■ Stated exercise:
Skip the pictures and extract all of the lines exactly as written.

Saved entries:
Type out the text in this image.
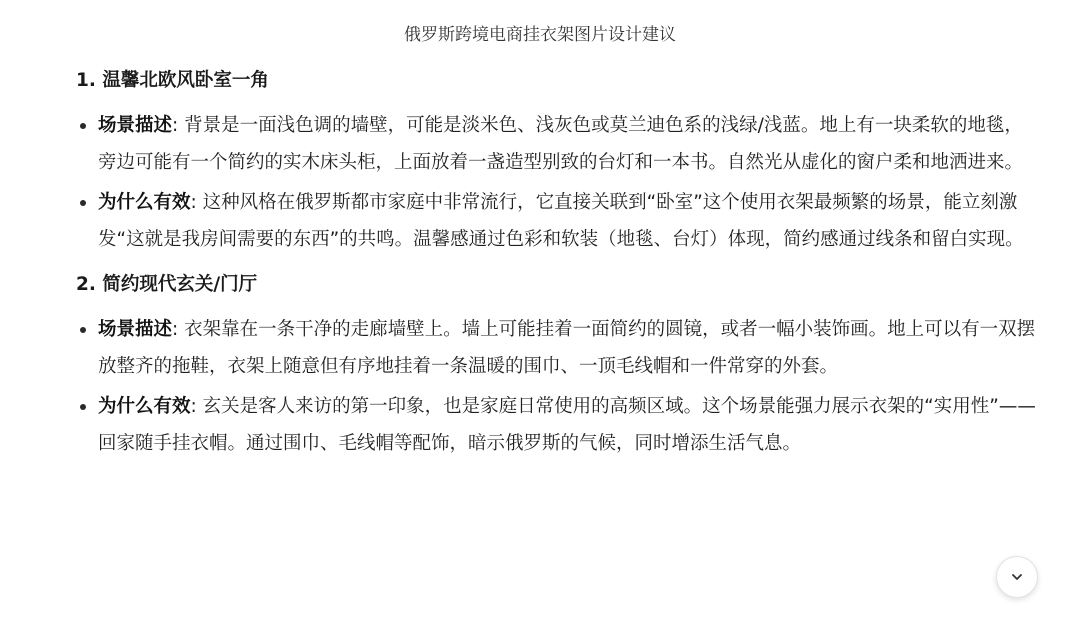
俄罗斯跨境电商挂衣架图片设计建议
1. 温馨北欧风卧室一角
场景描述: 背景是一面浅色调的墙壁，可能是淡米色、浅灰色或莫兰迪色系的浅绿/浅蓝。地上有一块柔软的地毯，旁边可能有一个简约的实木床头柜，上面放着一盏造型别致的台灯和一本书。自然光从虚化的窗户柔和地洒进来。
为什么有效: 这种风格在俄罗斯都市家庭中非常流行，它直接关联到“卧室”这个使用衣架最频繁的场景，能立刻激发“这就是我房间需要的东西”的共鸣。温馨感通过色彩和软装（地毯、台灯）体现，简约感通过线条和留白实现。
2. 简约现代玄关/门厅
场景描述: 衣架靠在一条干净的走廊墙壁上。墙上可能挂着一面简约的圆镜，或者一幅小装饰画。地上可以有一双摆放整齐的拖鞋，衣架上随意但有序地挂着一条温暖的围巾、一顶毛线帽和一件常穿的外套。
为什么有效: 玄关是客人来访的第一印象，也是家庭日常使用的高频区域。这个场景能强力展示衣架的“实用性”——回家随手挂衣帽。通过围巾、毛线帽等配饰，暗示俄罗斯的气候，同时增添生活气息。
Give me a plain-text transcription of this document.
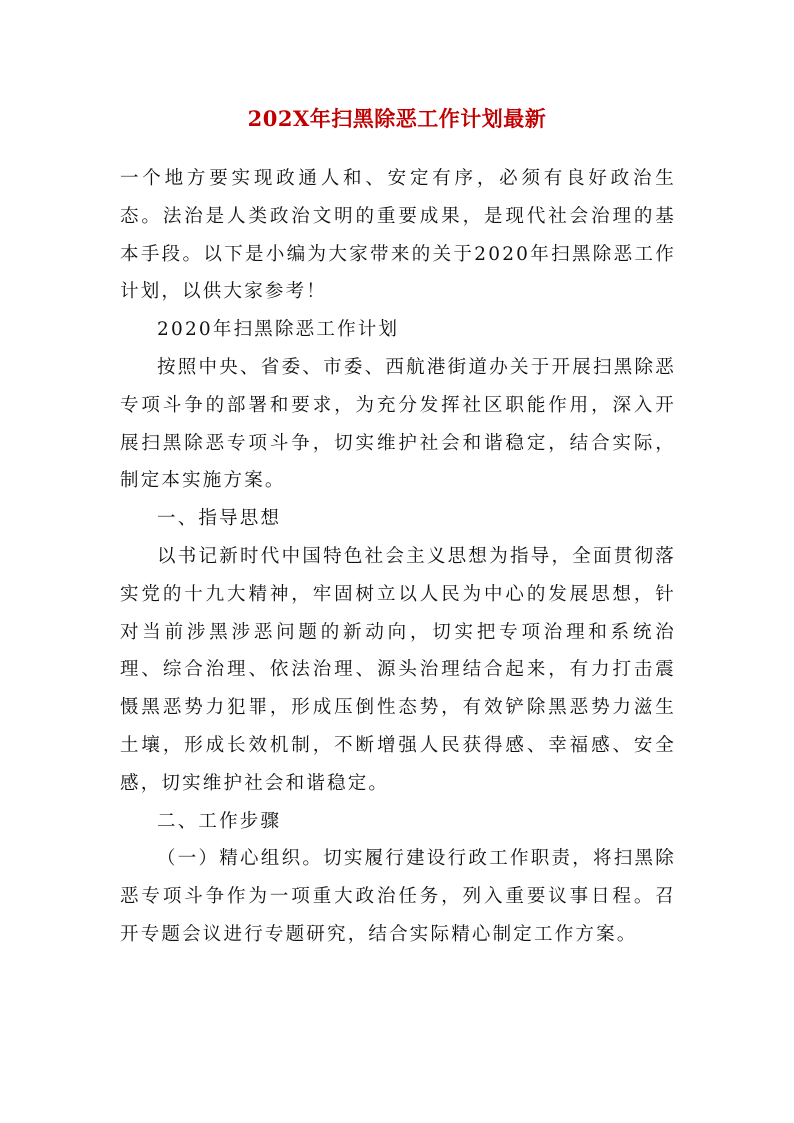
202X年扫黑除恶工作计划最新

一个地方要实现政通人和、安定有序，必须有良好政治生态。法治是人类政治文明的重要成果，是现代社会治理的基本手段。以下是小编为大家带来的关于2020年扫黑除恶工作计划，以供大家参考！

2020年扫黑除恶工作计划

按照中央、省委、市委、西航港街道办关于开展扫黑除恶专项斗争的部署和要求，为充分发挥社区职能作用，深入开展扫黑除恶专项斗争，切实维护社会和谐稳定，结合实际，制定本实施方案。

一、指导思想

以书记新时代中国特色社会主义思想为指导，全面贯彻落实党的十九大精神，牢固树立以人民为中心的发展思想，针对当前涉黑涉恶问题的新动向，切实把专项治理和系统治理、综合治理、依法治理、源头治理结合起来，有力打击震慑黑恶势力犯罪，形成压倒性态势，有效铲除黑恶势力滋生土壤，形成长效机制，不断增强人民获得感、幸福感、安全感，切实维护社会和谐稳定。

二、工作步骤

（一）精心组织。切实履行建设行政工作职责，将扫黑除恶专项斗争作为一项重大政治任务，列入重要议事日程。召开专题会议进行专题研究，结合实际精心制定工作方案。
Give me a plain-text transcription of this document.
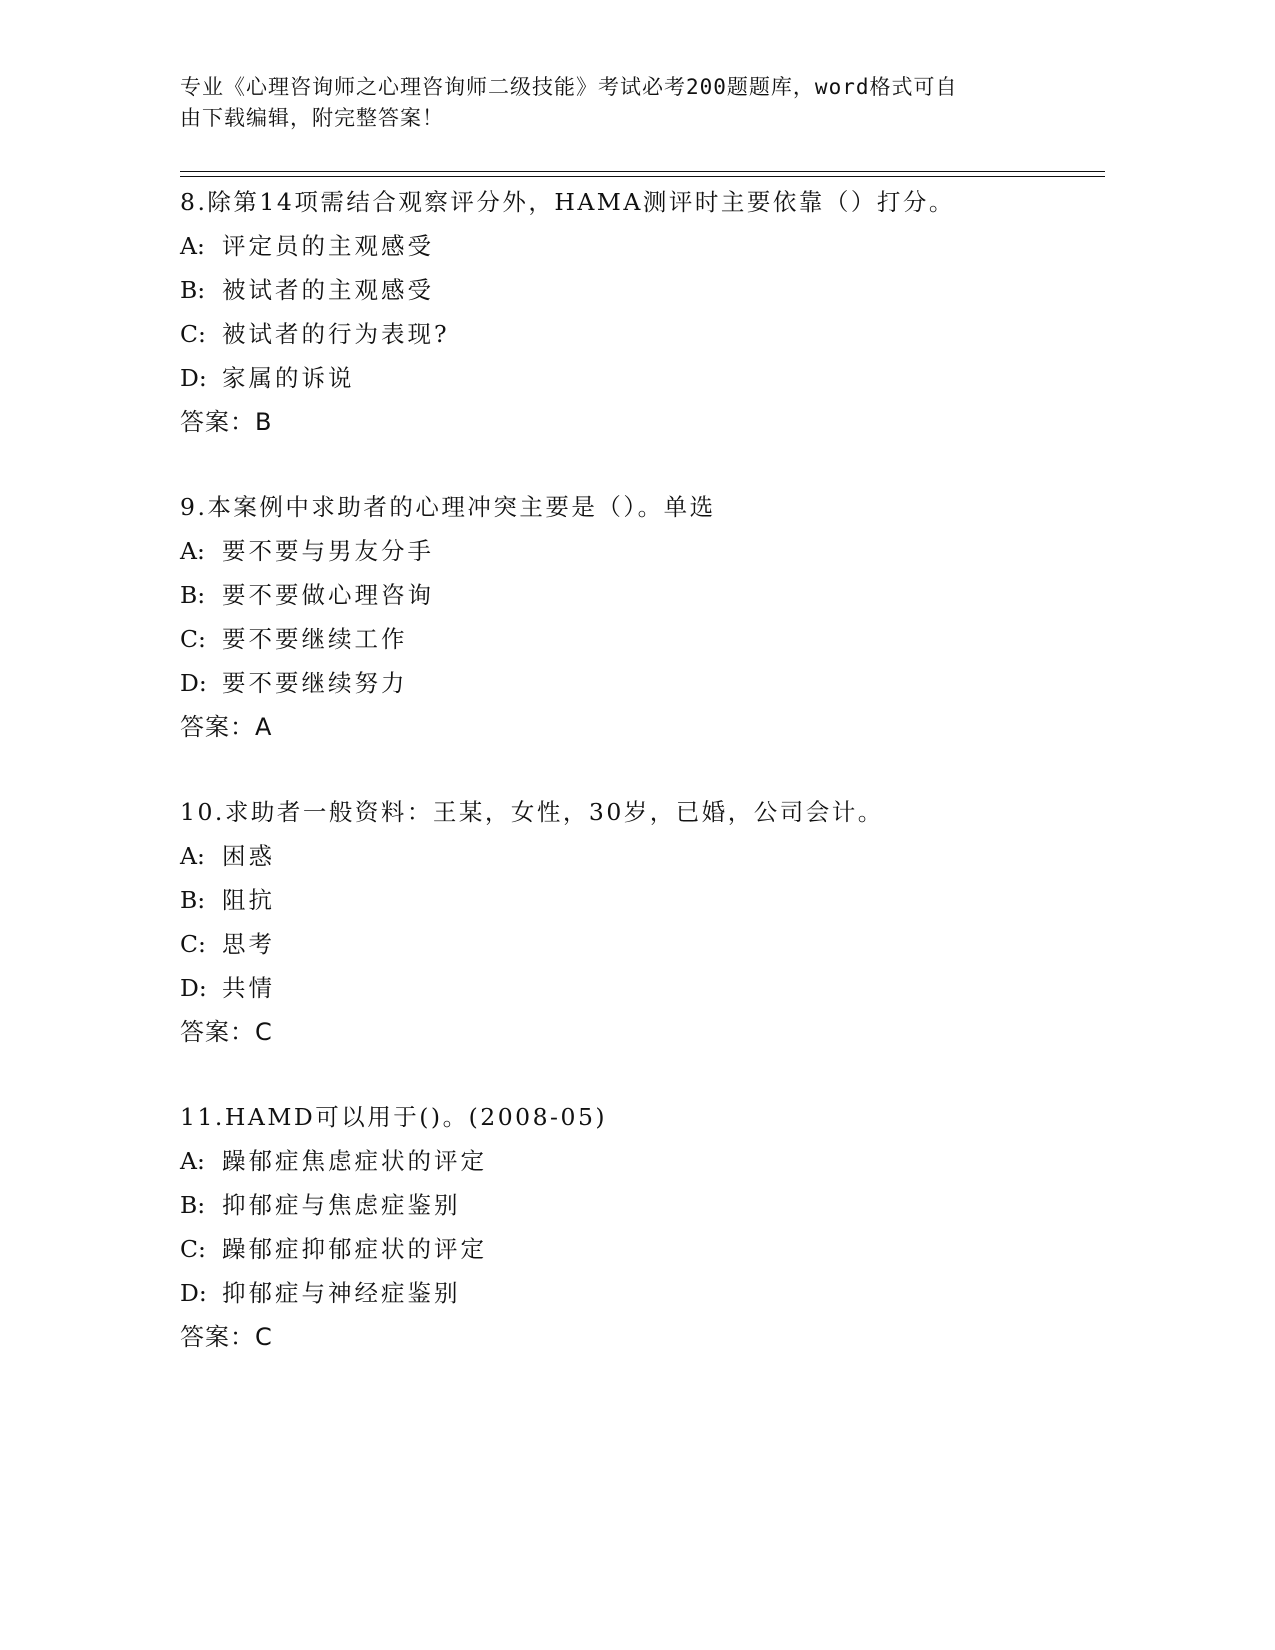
专业《心理咨询师之心理咨询师二级技能》考试必考200题题库，word格式可自
由下载编辑，附完整答案！
8.除第14项需结合观察评分外，HAMA测评时主要依靠（）打分。
A: 评定员的主观感受
B: 被试者的主观感受
C: 被试者的行为表现?
D: 家属的诉说
答案：B
9.本案例中求助者的心理冲突主要是（）。单选
A: 要不要与男友分手
B: 要不要做心理咨询
C: 要不要继续工作
D: 要不要继续努力
答案：A
10.求助者一般资料：王某，女性，30岁，已婚，公司会计。
A: 困惑
B: 阻抗
C: 思考
D: 共情
答案：C
11.HAMD可以用于()。(2008-05)
A: 躁郁症焦虑症状的评定
B: 抑郁症与焦虑症鉴别
C: 躁郁症抑郁症状的评定
D: 抑郁症与神经症鉴别
答案：C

■ Solution to this problem:
Type out the text in this image.
俄罗斯跨境电商挂衣架图片设计建议
1. 温馨北欧风卧室一角
场景描述: 背景是一面浅色调的墙壁，可能是淡米色、浅灰色或莫兰迪色系的浅绿/浅蓝。地上有一块柔软的地毯，旁边可能有一个简约的实木床头柜，上面放着一盏造型别致的台灯和一本书。自然光从虚化的窗户柔和地洒进来。
为什么有效: 这种风格在俄罗斯都市家庭中非常流行，它直接关联到“卧室”这个使用衣架最频繁的场景，能立刻激发“这就是我房间需要的东西”的共鸣。温馨感通过色彩和软装（地毯、台灯）体现，简约感通过线条和留白实现。
2. 简约现代玄关/门厅
场景描述: 衣架靠在一条干净的走廊墙壁上。墙上可能挂着一面简约的圆镜，或者一幅小装饰画。地上可以有一双摆放整齐的拖鞋，衣架上随意但有序地挂着一条温暖的围巾、一顶毛线帽和一件常穿的外套。
为什么有效: 玄关是客人来访的第一印象，也是家庭日常使用的高频区域。这个场景能强力展示衣架的“实用性”——回家随手挂衣帽。通过围巾、毛线帽等配饰，暗示俄罗斯的气候，同时增添生活气息。
Give me a plain-text transcription of this document.
202X年扫黑除恶工作计划最新

一个地方要实现政通人和、安定有序，必须有良好政治生态。法治是人类政治文明的重要成果，是现代社会治理的基本手段。以下是小编为大家带来的关于2020年扫黑除恶工作计划，以供大家参考！

2020年扫黑除恶工作计划

按照中央、省委、市委、西航港街道办关于开展扫黑除恶专项斗争的部署和要求，为充分发挥社区职能作用，深入开展扫黑除恶专项斗争，切实维护社会和谐稳定，结合实际，制定本实施方案。

一、指导思想

以书记新时代中国特色社会主义思想为指导，全面贯彻落实党的十九大精神，牢固树立以人民为中心的发展思想，针对当前涉黑涉恶问题的新动向，切实把专项治理和系统治理、综合治理、依法治理、源头治理结合起来，有力打击震慑黑恶势力犯罪，形成压倒性态势，有效铲除黑恶势力滋生土壤，形成长效机制，不断增强人民获得感、幸福感、安全感，切实维护社会和谐稳定。

二、工作步骤

（一）精心组织。切实履行建设行政工作职责，将扫黑除恶专项斗争作为一项重大政治任务，列入重要议事日程。召开专题会议进行专题研究，结合实际精心制定工作方案。
Give me a plain-text transcription of this document.
专业《心理咨询师之心理咨询师二级技能》考试必考200题题库，word格式可自
由下载编辑，附完整答案！
8.除第14项需结合观察评分外，HAMA测评时主要依靠（）打分。
A: 评定员的主观感受
B: 被试者的主观感受
C: 被试者的行为表现?
D: 家属的诉说
答案：B
9.本案例中求助者的心理冲突主要是（）。单选
A: 要不要与男友分手
B: 要不要做心理咨询
C: 要不要继续工作
D: 要不要继续努力
答案：A
10.求助者一般资料：王某，女性，30岁，已婚，公司会计。
A: 困惑
B: 阻抗
C: 思考
D: 共情
答案：C
11.HAMD可以用于()。(2008-05)
A: 躁郁症焦虑症状的评定
B: 抑郁症与焦虑症鉴别
C: 躁郁症抑郁症状的评定
D: 抑郁症与神经症鉴别
答案：C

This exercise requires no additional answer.